*Exercise requirements*. Beginning at the line that contains "What text is on this page?", reproduce every line to the end of the material without changing any of them.

+++ Stored records +++

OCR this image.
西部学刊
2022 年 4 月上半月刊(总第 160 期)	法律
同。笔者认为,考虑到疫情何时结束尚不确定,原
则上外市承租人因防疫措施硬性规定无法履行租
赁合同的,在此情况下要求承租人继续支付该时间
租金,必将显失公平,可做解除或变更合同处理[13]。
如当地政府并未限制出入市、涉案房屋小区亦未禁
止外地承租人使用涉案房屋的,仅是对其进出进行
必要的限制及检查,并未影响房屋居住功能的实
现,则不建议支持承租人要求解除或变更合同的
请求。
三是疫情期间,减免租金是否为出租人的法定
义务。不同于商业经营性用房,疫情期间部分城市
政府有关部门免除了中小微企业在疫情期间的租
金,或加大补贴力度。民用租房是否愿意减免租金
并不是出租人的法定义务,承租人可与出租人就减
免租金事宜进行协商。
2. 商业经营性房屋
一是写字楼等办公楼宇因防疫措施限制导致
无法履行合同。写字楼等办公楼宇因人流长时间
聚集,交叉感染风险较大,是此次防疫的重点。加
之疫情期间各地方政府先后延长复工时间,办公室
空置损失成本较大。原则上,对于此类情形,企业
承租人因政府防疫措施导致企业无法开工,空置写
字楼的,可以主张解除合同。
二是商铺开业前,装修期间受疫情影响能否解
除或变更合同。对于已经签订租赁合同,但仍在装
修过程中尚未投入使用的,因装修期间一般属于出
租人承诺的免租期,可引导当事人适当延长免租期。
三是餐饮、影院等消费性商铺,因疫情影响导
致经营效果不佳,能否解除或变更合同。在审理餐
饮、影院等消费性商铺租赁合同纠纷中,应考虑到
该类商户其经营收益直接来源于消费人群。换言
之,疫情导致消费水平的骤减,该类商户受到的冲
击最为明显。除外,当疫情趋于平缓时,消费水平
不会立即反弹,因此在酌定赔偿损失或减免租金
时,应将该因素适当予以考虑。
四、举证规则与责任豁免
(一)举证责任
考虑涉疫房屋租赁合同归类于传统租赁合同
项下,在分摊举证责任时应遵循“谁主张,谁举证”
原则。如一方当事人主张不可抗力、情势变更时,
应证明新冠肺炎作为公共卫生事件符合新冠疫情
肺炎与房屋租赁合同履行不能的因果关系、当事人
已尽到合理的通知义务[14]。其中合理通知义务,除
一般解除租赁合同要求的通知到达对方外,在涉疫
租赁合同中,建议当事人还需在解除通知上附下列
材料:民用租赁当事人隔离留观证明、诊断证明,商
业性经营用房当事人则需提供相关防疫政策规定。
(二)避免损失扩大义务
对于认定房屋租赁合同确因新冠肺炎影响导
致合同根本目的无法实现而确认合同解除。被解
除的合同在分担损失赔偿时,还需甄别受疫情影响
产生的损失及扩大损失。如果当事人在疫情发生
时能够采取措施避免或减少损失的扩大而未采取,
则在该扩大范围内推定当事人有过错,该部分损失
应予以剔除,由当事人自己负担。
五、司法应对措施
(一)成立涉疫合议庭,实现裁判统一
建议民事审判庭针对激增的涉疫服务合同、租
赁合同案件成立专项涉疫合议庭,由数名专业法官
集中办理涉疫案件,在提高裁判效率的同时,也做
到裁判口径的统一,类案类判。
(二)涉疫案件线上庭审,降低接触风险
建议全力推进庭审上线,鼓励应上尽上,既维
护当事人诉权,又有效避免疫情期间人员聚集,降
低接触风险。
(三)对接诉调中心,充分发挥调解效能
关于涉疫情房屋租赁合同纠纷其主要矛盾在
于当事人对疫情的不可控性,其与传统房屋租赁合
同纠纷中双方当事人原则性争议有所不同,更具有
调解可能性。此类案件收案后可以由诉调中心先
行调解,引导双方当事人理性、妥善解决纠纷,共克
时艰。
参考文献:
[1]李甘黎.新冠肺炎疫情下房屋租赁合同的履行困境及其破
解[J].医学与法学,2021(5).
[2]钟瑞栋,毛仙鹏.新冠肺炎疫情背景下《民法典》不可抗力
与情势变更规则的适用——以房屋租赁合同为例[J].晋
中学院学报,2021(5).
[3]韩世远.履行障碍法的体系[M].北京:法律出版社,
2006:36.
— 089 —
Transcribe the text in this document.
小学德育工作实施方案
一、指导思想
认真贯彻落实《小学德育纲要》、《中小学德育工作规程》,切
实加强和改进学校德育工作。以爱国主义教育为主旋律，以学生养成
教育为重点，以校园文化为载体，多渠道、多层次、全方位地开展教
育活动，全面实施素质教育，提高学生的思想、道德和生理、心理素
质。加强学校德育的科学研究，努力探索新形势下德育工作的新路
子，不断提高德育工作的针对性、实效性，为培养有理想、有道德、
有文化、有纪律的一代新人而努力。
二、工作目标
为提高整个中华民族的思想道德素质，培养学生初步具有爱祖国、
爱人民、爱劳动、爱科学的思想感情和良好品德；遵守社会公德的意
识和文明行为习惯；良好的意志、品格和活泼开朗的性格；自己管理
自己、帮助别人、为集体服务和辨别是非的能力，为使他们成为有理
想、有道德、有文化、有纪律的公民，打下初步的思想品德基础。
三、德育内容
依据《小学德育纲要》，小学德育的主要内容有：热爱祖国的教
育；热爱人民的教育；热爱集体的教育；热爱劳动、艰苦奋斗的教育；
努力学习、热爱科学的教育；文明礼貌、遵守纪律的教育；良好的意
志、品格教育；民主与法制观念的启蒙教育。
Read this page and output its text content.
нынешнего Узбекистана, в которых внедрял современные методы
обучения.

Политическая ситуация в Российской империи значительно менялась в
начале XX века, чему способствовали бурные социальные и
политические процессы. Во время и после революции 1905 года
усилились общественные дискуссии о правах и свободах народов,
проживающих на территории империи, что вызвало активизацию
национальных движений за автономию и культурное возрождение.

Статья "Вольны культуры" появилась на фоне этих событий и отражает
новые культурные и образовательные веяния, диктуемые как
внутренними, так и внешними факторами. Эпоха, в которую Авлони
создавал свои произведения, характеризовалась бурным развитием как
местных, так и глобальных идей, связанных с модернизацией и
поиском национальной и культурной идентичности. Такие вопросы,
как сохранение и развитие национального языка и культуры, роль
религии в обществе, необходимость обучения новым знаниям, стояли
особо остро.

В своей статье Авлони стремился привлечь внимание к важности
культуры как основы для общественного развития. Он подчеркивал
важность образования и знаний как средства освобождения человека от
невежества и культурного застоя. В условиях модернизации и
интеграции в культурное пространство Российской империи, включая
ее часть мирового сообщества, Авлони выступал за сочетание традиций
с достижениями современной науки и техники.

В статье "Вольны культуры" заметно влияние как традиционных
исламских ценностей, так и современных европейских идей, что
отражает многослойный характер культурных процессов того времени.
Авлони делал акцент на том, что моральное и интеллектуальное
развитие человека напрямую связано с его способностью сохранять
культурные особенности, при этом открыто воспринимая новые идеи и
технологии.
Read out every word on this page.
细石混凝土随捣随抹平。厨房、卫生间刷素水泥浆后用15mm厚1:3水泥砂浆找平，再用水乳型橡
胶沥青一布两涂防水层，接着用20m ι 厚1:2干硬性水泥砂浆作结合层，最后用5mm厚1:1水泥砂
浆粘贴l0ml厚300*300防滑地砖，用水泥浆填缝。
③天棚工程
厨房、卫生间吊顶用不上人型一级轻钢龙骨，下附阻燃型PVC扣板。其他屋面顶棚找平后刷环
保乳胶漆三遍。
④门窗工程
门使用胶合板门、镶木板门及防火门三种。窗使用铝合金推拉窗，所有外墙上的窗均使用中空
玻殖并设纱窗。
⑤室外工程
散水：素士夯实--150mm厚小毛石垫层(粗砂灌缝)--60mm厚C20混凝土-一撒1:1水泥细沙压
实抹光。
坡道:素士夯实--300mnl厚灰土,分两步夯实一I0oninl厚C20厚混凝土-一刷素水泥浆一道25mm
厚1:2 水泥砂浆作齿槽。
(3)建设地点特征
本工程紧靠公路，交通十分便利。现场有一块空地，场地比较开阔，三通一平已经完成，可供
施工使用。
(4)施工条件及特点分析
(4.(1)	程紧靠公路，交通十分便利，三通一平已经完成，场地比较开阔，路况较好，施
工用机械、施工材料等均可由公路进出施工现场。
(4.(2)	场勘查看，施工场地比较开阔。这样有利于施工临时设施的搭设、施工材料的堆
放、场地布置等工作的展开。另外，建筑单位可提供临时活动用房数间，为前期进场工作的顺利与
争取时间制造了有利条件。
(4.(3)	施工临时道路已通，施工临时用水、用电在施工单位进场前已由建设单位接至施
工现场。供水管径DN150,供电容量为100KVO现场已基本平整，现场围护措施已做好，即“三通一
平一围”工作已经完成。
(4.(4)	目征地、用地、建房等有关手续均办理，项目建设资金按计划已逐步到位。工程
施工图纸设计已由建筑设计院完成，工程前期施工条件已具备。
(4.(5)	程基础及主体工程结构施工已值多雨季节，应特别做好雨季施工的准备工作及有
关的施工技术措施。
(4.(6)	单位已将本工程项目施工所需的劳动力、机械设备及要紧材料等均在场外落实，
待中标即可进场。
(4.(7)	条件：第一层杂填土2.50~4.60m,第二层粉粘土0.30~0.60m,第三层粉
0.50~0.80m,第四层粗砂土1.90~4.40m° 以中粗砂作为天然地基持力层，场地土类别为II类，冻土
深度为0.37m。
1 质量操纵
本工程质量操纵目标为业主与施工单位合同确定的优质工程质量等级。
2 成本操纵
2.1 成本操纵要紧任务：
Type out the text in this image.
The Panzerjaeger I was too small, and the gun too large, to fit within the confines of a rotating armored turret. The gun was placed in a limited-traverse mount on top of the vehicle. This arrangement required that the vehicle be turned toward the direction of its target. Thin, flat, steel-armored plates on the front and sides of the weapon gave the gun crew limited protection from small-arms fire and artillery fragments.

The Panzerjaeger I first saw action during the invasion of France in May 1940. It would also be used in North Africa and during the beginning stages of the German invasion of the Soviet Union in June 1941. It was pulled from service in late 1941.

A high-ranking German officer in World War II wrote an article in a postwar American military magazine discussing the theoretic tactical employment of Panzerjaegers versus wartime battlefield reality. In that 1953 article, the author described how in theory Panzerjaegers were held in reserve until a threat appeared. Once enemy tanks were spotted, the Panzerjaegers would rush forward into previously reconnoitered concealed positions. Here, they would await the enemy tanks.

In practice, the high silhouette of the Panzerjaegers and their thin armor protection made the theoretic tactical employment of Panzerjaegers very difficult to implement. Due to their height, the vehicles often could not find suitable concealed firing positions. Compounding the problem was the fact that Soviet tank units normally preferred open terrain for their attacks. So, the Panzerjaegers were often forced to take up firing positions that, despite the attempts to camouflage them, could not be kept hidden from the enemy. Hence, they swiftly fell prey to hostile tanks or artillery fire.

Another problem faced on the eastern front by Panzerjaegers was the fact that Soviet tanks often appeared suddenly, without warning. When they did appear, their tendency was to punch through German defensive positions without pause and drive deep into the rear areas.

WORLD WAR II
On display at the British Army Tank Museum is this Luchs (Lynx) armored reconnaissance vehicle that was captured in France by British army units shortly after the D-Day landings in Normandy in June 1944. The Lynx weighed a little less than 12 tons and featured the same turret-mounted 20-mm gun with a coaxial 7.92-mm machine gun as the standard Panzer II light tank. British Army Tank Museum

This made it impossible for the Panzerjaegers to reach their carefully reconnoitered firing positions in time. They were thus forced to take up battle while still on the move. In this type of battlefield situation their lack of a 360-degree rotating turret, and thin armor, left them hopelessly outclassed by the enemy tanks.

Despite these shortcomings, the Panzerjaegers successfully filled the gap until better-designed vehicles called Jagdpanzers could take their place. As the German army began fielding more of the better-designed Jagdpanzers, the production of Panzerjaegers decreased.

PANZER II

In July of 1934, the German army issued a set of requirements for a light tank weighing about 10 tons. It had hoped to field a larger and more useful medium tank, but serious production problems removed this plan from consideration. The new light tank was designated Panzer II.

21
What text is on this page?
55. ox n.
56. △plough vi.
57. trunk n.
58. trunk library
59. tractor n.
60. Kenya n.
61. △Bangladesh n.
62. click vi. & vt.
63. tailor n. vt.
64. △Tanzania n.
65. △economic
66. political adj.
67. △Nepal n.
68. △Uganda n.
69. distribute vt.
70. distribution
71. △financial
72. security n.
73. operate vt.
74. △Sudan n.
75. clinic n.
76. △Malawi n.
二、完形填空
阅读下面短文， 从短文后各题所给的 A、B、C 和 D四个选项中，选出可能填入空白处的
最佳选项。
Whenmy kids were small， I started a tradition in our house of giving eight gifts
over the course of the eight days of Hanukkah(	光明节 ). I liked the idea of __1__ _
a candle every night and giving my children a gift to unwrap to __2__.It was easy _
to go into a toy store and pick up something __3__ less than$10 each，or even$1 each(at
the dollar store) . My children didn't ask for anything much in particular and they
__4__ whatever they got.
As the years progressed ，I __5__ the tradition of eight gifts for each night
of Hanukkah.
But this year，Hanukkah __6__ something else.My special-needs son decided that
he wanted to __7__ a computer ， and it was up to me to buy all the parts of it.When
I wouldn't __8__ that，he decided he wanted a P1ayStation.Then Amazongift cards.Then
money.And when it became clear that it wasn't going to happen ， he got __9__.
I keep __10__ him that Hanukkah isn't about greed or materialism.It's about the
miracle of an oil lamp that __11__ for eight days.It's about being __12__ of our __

+++

*Task response*.
What text is on this page?
55. ox n.
56. △plough vi.
57. trunk n.
58. trunk library
59. tractor n.
60. Kenya n.
61. △Bangladesh n.
62. click vi. & vt.
63. tailor n. vt.
64. △Tanzania n.
65. △economic
66. political adj.
67. △Nepal n.
68. △Uganda n.
69. distribute vt.
70. distribution
71. △financial
72. security n.
73. operate vt.
74. △Sudan n.
75. clinic n.
76. △Malawi n.
二、完形填空
阅读下面短文， 从短文后各题所给的 A、B、C 和 D四个选项中，选出可能填入空白处的
最佳选项。
Whenmy kids were small， I started a tradition in our house of giving eight gifts
over the course of the eight days of Hanukkah(	光明节 ). I liked the idea of __1__ _
a candle every night and giving my children a gift to unwrap to __2__.It was easy _
to go into a toy store and pick up something __3__ less than$10 each，or even$1 each(at
the dollar store) . My children didn't ask for anything much in particular and they
__4__ whatever they got.
As the years progressed ，I __5__ the tradition of eight gifts for each night
of Hanukkah.
But this year，Hanukkah __6__ something else.My special-needs son decided that
he wanted to __7__ a computer ， and it was up to me to buy all the parts of it.When
I wouldn't __8__ that，he decided he wanted a P1ayStation.Then Amazongift cards.Then
money.And when it became clear that it wasn't going to happen ， he got __9__.
I keep __10__ him that Hanukkah isn't about greed or materialism.It's about the
miracle of an oil lamp that __11__ for eight days.It's about being __12__ of our __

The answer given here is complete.